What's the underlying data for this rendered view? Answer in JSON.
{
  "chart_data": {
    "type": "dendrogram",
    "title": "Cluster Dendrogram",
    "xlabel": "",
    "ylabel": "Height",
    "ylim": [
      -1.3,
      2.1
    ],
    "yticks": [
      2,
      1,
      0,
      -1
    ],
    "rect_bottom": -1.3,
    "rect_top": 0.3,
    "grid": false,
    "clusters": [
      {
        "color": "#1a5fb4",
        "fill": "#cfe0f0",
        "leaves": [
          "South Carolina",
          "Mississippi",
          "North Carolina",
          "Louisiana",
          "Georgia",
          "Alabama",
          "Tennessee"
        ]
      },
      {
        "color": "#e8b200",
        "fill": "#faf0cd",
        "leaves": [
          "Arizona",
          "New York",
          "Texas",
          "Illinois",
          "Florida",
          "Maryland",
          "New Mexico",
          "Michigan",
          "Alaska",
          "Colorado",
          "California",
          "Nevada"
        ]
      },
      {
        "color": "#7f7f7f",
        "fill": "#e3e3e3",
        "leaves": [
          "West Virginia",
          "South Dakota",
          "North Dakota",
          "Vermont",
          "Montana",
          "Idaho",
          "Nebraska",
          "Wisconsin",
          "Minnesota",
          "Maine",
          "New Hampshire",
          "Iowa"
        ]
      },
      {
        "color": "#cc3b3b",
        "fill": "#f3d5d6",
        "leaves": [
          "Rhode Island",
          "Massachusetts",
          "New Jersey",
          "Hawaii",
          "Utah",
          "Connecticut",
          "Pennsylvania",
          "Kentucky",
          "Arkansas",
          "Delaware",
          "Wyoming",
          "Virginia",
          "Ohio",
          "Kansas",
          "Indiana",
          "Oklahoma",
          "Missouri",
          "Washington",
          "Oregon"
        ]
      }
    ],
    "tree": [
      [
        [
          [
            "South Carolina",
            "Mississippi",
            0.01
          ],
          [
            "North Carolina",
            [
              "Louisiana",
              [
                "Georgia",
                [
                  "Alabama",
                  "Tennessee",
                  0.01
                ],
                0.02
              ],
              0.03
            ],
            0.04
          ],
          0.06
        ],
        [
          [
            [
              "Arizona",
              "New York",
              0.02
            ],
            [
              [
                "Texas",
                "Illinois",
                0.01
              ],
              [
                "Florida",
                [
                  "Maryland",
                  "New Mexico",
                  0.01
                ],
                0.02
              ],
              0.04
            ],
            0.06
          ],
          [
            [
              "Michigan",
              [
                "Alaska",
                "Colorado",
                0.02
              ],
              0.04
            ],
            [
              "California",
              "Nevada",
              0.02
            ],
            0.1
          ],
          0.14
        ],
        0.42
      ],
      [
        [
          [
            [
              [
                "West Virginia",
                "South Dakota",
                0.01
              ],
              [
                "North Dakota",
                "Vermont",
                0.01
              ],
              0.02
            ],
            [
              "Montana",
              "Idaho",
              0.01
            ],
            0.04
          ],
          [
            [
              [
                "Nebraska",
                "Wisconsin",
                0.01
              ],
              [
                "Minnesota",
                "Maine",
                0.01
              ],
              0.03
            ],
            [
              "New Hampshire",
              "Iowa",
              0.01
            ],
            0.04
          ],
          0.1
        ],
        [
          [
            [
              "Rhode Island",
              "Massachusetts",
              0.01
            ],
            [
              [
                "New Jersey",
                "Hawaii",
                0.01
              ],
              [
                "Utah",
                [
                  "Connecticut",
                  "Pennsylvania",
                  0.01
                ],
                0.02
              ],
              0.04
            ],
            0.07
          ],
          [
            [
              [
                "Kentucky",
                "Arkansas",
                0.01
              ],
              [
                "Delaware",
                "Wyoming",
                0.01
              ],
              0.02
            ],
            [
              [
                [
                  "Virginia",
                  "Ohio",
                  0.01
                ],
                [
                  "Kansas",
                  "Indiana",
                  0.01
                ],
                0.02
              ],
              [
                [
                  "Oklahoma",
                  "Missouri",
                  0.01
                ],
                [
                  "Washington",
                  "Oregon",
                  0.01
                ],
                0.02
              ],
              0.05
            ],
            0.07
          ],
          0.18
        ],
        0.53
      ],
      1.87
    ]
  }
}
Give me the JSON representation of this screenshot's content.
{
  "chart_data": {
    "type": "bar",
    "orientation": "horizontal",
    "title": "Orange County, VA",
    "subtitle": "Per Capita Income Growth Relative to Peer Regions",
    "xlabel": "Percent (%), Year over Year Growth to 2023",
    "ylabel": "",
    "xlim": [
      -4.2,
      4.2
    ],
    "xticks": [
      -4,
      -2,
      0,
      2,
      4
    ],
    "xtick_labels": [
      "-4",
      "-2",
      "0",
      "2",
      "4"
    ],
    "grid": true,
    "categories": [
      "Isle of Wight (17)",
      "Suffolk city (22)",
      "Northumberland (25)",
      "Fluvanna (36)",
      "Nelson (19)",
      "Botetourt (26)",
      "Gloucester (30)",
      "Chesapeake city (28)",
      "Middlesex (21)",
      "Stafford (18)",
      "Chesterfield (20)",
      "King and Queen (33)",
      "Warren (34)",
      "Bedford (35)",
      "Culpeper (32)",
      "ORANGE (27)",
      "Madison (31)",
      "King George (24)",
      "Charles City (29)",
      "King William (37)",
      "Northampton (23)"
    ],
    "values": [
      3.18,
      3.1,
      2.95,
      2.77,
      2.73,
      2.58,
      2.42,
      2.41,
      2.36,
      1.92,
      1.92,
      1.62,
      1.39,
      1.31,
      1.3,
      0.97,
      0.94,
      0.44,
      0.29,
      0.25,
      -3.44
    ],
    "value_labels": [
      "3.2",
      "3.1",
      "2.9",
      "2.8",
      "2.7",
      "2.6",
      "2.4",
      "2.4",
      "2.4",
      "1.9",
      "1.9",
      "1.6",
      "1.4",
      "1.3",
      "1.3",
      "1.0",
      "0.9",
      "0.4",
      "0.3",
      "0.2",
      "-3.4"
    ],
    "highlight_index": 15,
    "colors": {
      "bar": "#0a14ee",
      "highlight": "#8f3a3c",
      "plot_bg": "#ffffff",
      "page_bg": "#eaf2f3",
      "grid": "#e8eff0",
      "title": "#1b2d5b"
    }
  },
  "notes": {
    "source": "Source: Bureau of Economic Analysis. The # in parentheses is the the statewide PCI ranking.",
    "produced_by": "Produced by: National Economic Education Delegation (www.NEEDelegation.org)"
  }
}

□ □ □

Give back all the records exactly as they stand.

What's the underlying data for this rendered view? Answer in JSON.
{
  "chart_data": {
    "type": "dendrogram",
    "title": "Cluster Dendrogram",
    "xlabel": "",
    "ylabel": "Height",
    "ylim": [
      -1.3,
      2.1
    ],
    "yticks": [
      2,
      1,
      0,
      -1
    ],
    "rect_bottom": -1.3,
    "rect_top": 0.3,
    "grid": false,
    "clusters": [
      {
        "color": "#1a5fb4",
        "fill": "#cfe0f0",
        "leaves": [
          "South Carolina",
          "Mississippi",
          "North Carolina",
          "Louisiana",
          "Georgia",
          "Alabama",
          "Tennessee"
        ]
      },
      {
        "color": "#e8b200",
        "fill": "#faf0cd",
        "leaves": [
          "Arizona",
          "New York",
          "Texas",
          "Illinois",
          "Florida",
          "Maryland",
          "New Mexico",
          "Michigan",
          "Alaska",
          "Colorado",
          "California",
          "Nevada"
        ]
      },
      {
        "color": "#7f7f7f",
        "fill": "#e3e3e3",
        "leaves": [
          "West Virginia",
          "South Dakota",
          "North Dakota",
          "Vermont",
          "Montana",
          "Idaho",
          "Nebraska",
          "Wisconsin",
          "Minnesota",
          "Maine",
          "New Hampshire",
          "Iowa"
        ]
      },
      {
        "color": "#cc3b3b",
        "fill": "#f3d5d6",
        "leaves": [
          "Rhode Island",
          "Massachusetts",
          "New Jersey",
          "Hawaii",
          "Utah",
          "Connecticut",
          "Pennsylvania",
          "Kentucky",
          "Arkansas",
          "Delaware",
          "Wyoming",
          "Virginia",
          "Ohio",
          "Kansas",
          "Indiana",
          "Oklahoma",
          "Missouri",
          "Washington",
          "Oregon"
        ]
      }
    ],
    "tree": [
      [
        [
          [
            "South Carolina",
            "Mississippi",
            0.01
          ],
          [
            "North Carolina",
            [
              "Louisiana",
              [
                "Georgia",
                [
                  "Alabama",
                  "Tennessee",
                  0.01
                ],
                0.02
              ],
              0.03
            ],
            0.04
          ],
          0.06
        ],
        [
          [
            [
              "Arizona",
              "New York",
              0.02
            ],
            [
              [
                "Texas",
                "Illinois",
                0.01
              ],
              [
                "Florida",
                [
                  "Maryland",
                  "New Mexico",
                  0.01
                ],
                0.02
              ],
              0.04
            ],
            0.06
          ],
          [
            [
              "Michigan",
              [
                "Alaska",
                "Colorado",
                0.02
              ],
              0.04
            ],
            [
              "California",
              "Nevada",
              0.02
            ],
            0.1
          ],
          0.14
        ],
        0.42
      ],
      [
        [
          [
            [
              [
                "West Virginia",
                "South Dakota",
                0.01
              ],
              [
                "North Dakota",
                "Vermont",
                0.01
              ],
              0.02
            ],
            [
              "Montana",
              "Idaho",
              0.01
            ],
            0.04
          ],
          [
            [
              [
                "Nebraska",
                "Wisconsin",
                0.01
              ],
              [
                "Minnesota",
                "Maine",
                0.01
              ],
              0.03
            ],
            [
              "New Hampshire",
              "Iowa",
              0.01
            ],
            0.04
          ],
          0.1
        ],
        [
          [
            [
              "Rhode Island",
              "Massachusetts",
              0.01
            ],
            [
              [
                "New Jersey",
                "Hawaii",
                0.01
              ],
              [
                "Utah",
                [
                  "Connecticut",
                  "Pennsylvania",
                  0.01
                ],
                0.02
              ],
              0.04
            ],
            0.07
          ],
          [
            [
              [
                "Kentucky",
                "Arkansas",
                0.01
              ],
              [
                "Delaware",
                "Wyoming",
                0.01
              ],
              0.02
            ],
            [
              [
                [
                  "Virginia",
                  "Ohio",
                  0.01
                ],
                [
                  "Kansas",
                  "Indiana",
                  0.01
                ],
                0.02
              ],
              [
                [
                  "Oklahoma",
                  "Missouri",
                  0.01
                ],
                [
                  "Washington",
                  "Oregon",
                  0.01
                ],
                0.02
              ],
              0.05
            ],
            0.07
          ],
          0.18
        ],
        0.53
      ],
      1.87
    ]
  }
}
Give me the JSON representation of this screenshot's content.
{
  "chart_data": {
    "type": "bar",
    "orientation": "horizontal",
    "title": "Orange County, VA",
    "subtitle": "Per Capita Income Growth Relative to Peer Regions",
    "xlabel": "Percent (%), Year over Year Growth to 2023",
    "ylabel": "",
    "xlim": [
      -4.2,
      4.2
    ],
    "xticks": [
      -4,
      -2,
      0,
      2,
      4
    ],
    "xtick_labels": [
      "-4",
      "-2",
      "0",
      "2",
      "4"
    ],
    "grid": true,
    "categories": [
      "Isle of Wight (17)",
      "Suffolk city (22)",
      "Northumberland (25)",
      "Fluvanna (36)",
      "Nelson (19)",
      "Botetourt (26)",
      "Gloucester (30)",
      "Chesapeake city (28)",
      "Middlesex (21)",
      "Stafford (18)",
      "Chesterfield (20)",
      "King and Queen (33)",
      "Warren (34)",
      "Bedford (35)",
      "Culpeper (32)",
      "ORANGE (27)",
      "Madison (31)",
      "King George (24)",
      "Charles City (29)",
      "King William (37)",
      "Northampton (23)"
    ],
    "values": [
      3.18,
      3.1,
      2.95,
      2.77,
      2.73,
      2.58,
      2.42,
      2.41,
      2.36,
      1.92,
      1.92,
      1.62,
      1.39,
      1.31,
      1.3,
      0.97,
      0.94,
      0.44,
      0.29,
      0.25,
      -3.44
    ],
    "value_labels": [
      "3.2",
      "3.1",
      "2.9",
      "2.8",
      "2.7",
      "2.6",
      "2.4",
      "2.4",
      "2.4",
      "1.9",
      "1.9",
      "1.6",
      "1.4",
      "1.3",
      "1.3",
      "1.0",
      "0.9",
      "0.4",
      "0.3",
      "0.2",
      "-3.4"
    ],
    "highlight_index": 15,
    "colors": {
      "bar": "#0a14ee",
      "highlight": "#8f3a3c",
      "plot_bg": "#ffffff",
      "page_bg": "#eaf2f3",
      "grid": "#e8eff0",
      "title": "#1b2d5b"
    }
  },
  "notes": {
    "source": "Source: Bureau of Economic Analysis. The # in parentheses is the the statewide PCI ranking.",
    "produced_by": "Produced by: National Economic Education Delegation (www.NEEDelegation.org)"
  }
}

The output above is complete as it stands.